What is required = Select each line where the word "time" appears.

* BEGIN Data entries *

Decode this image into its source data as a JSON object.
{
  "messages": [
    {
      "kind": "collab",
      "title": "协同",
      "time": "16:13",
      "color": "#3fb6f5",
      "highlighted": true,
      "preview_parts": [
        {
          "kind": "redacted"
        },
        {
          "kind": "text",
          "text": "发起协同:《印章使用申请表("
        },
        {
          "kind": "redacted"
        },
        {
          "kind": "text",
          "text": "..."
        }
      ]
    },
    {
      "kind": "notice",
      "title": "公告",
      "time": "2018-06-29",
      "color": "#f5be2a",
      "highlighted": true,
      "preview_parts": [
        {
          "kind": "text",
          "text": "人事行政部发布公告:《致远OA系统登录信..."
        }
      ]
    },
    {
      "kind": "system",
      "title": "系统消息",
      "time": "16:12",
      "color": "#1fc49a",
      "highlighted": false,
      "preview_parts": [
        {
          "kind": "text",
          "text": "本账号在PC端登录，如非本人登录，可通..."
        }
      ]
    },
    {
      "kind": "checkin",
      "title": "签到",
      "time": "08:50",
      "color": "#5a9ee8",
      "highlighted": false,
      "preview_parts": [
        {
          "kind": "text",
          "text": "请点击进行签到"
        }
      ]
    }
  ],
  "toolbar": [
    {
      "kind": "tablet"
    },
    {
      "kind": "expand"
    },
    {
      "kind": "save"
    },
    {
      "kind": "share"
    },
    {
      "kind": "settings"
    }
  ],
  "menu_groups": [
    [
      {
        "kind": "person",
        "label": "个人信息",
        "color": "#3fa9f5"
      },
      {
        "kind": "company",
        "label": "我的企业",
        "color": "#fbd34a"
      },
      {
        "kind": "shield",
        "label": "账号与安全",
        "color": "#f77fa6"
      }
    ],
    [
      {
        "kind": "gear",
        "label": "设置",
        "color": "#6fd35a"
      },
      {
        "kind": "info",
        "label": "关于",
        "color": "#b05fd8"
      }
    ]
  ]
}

* END Data entries *

Output for this task =
      "time": "16:13",
      "time": "2018-06-29",
      "time": "16:12",
      "time": "08:50",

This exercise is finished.